* _TEXT FOR ANALYSIS_:
== == ==
What this means for the future of social media marketing

Whether it’s a highly-filtered feed with an algorithm at its core or an overflowing feed full of anything and everything, it’s getting harder and harder for traditional social media marketing to keep a foothold with its audience.

And rather than blame the algorithms for my poor performance on social, I think a better way of thinking about it is this:

I’m failing on social media because I’m failing to adapt as fast as the social network themselves are adapting.

I see a couple roads forward:

  1. Pay for more reach on social media.
  2. Get better at connecting with your audience.

The first one sounds easy—costly, but easy.

The second one feels enormously difficult—free, but hard.

1. Pay for reach

You can improve your reach right this minute with just a few dollars. For $5, we reached 787 more people on Facebook—less than a penny a person!

Reach seems easy.

And that’s often the road that many marketers will take by default. If organic reach is down, then paid reach can help fill it back up again.

By the same token, there’s so much more at play here. Paid ad professionals are worth every dollar they earn because doing paid ads well—advertising to people who aren’t expecting you, and getting a positive reply—is so tough.

Watching our steady decline of social traffic to the Buffer blog, I’d prefer to get more engagement along with more reach on a Facebook or Twitter ad. I’d love for people to not only see our post but also to click on it and to engage with us.

So my option becomes learning how to do social media ads really well—messaging, tactics, technical, everything.
== == ==
* _EXERCISE SET_:
1: In the social media marketing text, how many more people on Facebook did the $5 reach?
2: From the social media marketing text, quote the passage starting at "You can improve" and ending at "back up again.".

* _DATA RECORDS_:
== == ==
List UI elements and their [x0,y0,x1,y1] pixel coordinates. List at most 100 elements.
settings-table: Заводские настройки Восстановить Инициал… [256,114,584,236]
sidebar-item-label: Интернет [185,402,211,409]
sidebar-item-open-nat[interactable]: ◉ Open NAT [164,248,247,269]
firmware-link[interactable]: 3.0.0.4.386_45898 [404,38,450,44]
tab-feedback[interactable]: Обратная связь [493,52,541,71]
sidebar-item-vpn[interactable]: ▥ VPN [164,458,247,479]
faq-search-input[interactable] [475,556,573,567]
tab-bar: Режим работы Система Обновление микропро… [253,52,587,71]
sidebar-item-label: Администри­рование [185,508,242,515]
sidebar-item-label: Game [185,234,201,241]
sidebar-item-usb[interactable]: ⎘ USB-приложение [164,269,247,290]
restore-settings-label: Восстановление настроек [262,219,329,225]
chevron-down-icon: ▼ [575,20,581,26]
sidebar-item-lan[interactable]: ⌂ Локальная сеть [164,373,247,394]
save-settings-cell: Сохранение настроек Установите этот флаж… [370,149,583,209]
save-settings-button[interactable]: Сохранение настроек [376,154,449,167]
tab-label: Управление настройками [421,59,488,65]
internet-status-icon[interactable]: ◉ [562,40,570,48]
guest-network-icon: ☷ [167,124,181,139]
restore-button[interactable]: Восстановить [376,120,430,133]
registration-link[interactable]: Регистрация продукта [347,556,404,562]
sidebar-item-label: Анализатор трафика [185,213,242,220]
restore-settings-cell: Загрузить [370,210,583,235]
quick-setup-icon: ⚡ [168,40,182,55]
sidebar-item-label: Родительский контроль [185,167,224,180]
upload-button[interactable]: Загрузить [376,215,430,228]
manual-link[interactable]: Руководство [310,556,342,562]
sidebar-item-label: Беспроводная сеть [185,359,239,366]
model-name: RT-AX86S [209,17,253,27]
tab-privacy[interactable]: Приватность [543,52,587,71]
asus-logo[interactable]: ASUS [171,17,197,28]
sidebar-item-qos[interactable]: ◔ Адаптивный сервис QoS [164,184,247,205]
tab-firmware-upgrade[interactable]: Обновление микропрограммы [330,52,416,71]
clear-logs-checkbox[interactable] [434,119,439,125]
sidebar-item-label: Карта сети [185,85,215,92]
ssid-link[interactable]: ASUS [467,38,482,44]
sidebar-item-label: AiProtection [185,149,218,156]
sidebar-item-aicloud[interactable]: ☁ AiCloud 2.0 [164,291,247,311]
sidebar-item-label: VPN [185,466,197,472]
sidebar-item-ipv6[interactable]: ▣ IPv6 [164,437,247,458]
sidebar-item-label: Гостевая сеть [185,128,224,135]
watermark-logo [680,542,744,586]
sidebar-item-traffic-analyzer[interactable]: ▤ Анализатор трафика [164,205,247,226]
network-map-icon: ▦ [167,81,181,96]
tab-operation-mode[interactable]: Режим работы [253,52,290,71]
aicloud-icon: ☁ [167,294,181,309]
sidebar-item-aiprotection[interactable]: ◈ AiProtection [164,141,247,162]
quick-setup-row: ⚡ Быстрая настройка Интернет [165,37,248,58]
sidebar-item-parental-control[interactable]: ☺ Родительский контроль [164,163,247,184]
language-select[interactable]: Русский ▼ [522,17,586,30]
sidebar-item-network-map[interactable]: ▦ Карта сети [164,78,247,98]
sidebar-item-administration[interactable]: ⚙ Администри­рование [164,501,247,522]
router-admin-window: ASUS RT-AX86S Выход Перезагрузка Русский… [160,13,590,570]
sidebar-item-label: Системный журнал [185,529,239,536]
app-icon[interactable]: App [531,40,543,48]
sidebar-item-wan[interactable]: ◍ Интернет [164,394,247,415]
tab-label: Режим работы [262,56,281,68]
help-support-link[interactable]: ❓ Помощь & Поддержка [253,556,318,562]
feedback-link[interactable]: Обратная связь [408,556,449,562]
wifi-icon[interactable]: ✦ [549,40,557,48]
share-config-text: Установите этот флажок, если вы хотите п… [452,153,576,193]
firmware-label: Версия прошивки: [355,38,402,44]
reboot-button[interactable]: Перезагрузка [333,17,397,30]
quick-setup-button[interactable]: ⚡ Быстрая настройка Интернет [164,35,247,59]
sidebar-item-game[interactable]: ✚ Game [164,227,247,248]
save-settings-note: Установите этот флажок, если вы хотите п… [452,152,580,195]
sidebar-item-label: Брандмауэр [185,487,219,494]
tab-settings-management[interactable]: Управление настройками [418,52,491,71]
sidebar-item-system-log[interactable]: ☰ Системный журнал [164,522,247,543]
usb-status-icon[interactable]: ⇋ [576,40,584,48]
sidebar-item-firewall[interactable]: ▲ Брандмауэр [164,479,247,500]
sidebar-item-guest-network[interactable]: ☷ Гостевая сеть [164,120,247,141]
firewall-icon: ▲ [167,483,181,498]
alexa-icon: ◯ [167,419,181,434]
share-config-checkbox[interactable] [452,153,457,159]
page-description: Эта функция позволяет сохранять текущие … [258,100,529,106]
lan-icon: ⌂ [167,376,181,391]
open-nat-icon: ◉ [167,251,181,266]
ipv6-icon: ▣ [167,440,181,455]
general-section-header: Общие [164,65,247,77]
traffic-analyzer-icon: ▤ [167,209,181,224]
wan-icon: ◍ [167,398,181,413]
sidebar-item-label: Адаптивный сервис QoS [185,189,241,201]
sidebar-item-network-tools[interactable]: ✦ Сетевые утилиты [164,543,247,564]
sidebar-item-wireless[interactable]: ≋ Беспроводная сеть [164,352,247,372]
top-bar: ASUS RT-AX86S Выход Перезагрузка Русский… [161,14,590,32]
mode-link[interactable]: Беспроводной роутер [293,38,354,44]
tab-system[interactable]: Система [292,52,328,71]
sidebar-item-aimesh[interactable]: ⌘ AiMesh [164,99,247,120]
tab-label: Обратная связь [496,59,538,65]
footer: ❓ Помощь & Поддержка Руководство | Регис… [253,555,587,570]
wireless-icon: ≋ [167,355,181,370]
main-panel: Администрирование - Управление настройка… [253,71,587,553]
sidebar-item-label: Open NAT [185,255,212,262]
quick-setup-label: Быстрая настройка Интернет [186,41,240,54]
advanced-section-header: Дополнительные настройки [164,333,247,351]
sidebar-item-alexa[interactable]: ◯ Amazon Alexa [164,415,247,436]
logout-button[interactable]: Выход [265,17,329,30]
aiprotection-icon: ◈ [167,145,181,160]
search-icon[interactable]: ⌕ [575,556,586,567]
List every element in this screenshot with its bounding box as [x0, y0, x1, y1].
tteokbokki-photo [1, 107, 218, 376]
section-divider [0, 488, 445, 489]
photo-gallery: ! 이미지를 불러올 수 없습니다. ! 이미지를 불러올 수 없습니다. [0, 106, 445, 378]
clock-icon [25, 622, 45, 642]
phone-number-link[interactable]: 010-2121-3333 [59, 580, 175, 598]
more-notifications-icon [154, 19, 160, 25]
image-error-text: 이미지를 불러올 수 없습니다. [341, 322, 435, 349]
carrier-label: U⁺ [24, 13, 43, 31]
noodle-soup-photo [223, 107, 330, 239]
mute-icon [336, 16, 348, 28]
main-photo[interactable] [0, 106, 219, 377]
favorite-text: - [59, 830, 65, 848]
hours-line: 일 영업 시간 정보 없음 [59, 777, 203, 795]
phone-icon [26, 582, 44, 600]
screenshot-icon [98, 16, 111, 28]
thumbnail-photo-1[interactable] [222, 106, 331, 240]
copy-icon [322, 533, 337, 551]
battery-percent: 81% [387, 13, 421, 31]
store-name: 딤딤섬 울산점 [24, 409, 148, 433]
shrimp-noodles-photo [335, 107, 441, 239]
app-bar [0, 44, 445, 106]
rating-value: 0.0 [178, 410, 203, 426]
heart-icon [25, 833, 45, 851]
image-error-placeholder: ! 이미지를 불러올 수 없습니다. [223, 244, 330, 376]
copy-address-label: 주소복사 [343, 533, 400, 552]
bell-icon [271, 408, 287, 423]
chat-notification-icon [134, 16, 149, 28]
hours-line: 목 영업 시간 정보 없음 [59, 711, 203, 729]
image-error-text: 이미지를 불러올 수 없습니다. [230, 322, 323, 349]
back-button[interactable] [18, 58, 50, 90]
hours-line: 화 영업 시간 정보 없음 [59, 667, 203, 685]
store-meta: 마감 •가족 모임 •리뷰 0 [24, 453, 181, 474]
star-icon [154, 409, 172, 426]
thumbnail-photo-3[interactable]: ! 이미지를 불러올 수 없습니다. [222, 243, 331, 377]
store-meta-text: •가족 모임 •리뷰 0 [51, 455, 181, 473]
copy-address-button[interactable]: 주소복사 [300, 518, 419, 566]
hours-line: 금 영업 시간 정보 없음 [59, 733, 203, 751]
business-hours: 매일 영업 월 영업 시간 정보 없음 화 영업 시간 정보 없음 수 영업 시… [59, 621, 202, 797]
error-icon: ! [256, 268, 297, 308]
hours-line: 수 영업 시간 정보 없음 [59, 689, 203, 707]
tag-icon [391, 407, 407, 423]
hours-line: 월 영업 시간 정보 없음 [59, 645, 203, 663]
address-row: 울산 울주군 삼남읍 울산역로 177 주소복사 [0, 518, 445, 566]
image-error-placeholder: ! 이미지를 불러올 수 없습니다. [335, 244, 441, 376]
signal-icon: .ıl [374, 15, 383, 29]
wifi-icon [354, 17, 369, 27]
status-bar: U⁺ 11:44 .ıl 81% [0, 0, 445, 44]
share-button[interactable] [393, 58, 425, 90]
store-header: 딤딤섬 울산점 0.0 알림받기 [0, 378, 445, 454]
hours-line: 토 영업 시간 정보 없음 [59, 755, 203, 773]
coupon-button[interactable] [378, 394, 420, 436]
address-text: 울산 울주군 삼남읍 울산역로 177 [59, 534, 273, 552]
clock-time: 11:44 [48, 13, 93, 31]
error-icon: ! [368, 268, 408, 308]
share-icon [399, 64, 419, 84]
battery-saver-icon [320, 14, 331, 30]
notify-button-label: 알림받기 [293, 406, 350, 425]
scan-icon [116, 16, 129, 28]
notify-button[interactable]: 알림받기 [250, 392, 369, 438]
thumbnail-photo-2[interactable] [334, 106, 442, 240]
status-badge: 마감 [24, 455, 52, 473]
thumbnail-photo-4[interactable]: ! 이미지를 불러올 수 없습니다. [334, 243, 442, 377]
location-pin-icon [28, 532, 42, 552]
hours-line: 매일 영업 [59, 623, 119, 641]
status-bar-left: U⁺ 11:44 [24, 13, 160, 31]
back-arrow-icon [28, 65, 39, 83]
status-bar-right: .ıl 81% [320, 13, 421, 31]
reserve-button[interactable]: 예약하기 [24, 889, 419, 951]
== == ==
* _ANSWERS BY ITEM NUMBER_:
1: 787 more people.

2:
You can improve your reach right this minute with just a few dollars. For $5, we reached 787 more people on Facebook—less than a penny a person!

Reach seems easy.

And that’s often the road that many marketers will take by default. If organic reach is down, then paid reach can help fill it back up again.